═════ INPUT RECORDS ═════

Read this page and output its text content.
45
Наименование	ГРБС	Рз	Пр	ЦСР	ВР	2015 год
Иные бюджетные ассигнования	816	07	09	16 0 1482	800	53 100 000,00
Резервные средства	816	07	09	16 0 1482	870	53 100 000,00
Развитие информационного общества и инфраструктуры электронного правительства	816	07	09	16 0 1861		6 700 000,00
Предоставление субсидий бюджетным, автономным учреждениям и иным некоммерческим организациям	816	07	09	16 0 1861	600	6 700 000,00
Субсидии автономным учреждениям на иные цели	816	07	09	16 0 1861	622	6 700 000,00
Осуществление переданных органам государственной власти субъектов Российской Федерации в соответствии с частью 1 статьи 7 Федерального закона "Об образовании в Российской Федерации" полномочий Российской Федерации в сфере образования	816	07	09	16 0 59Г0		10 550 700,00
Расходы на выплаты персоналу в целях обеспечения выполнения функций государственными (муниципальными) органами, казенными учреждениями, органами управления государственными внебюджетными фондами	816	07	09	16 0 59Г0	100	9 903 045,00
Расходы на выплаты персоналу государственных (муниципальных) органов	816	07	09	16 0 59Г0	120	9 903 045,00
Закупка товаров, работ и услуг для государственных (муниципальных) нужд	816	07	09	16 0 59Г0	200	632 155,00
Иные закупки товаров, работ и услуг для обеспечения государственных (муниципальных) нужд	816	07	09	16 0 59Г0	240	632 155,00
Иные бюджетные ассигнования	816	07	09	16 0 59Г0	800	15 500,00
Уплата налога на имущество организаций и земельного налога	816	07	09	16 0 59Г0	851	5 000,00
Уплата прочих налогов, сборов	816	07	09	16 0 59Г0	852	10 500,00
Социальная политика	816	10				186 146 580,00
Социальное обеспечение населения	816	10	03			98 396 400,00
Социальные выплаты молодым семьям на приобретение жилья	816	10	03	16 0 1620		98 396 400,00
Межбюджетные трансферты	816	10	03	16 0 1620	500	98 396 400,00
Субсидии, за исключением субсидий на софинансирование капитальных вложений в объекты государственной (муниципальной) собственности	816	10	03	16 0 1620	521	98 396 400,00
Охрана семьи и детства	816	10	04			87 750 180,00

═════

**THE PROBLEM**
Write out the full listing exactly as given.

**SOLUTION TO THIS PROBLEM**
Read this page and output its text content.
45
Наименование	ГРБС	Рз	Пр	ЦСР	ВР	2015 год
Иные бюджетные ассигнования	816	07	09	16 0 1482	800	53 100 000,00
Резервные средства	816	07	09	16 0 1482	870	53 100 000,00
Развитие информационного общества и инфраструктуры электронного правительства	816	07	09	16 0 1861		6 700 000,00
Предоставление субсидий бюджетным, автономным учреждениям и иным некоммерческим организациям	816	07	09	16 0 1861	600	6 700 000,00
Субсидии автономным учреждениям на иные цели	816	07	09	16 0 1861	622	6 700 000,00
Осуществление переданных органам государственной власти субъектов Российской Федерации в соответствии с частью 1 статьи 7 Федерального закона "Об образовании в Российской Федерации" полномочий Российской Федерации в сфере образования	816	07	09	16 0 59Г0		10 550 700,00
Расходы на выплаты персоналу в целях обеспечения выполнения функций государственными (муниципальными) органами, казенными учреждениями, органами управления государственными внебюджетными фондами	816	07	09	16 0 59Г0	100	9 903 045,00
Расходы на выплаты персоналу государственных (муниципальных) органов	816	07	09	16 0 59Г0	120	9 903 045,00
Закупка товаров, работ и услуг для государственных (муниципальных) нужд	816	07	09	16 0 59Г0	200	632 155,00
Иные закупки товаров, работ и услуг для обеспечения государственных (муниципальных) нужд	816	07	09	16 0 59Г0	240	632 155,00
Иные бюджетные ассигнования	816	07	09	16 0 59Г0	800	15 500,00
Уплата налога на имущество организаций и земельного налога	816	07	09	16 0 59Г0	851	5 000,00
Уплата прочих налогов, сборов	816	07	09	16 0 59Г0	852	10 500,00
Социальная политика	816	10				186 146 580,00
Социальное обеспечение населения	816	10	03			98 396 400,00
Социальные выплаты молодым семьям на приобретение жилья	816	10	03	16 0 1620		98 396 400,00
Межбюджетные трансферты	816	10	03	16 0 1620	500	98 396 400,00
Субсидии, за исключением субсидий на софинансирование капитальных вложений в объекты государственной (муниципальной) собственности	816	10	03	16 0 1620	521	98 396 400,00
Охрана семьи и детства	816	10	04			87 750 180,00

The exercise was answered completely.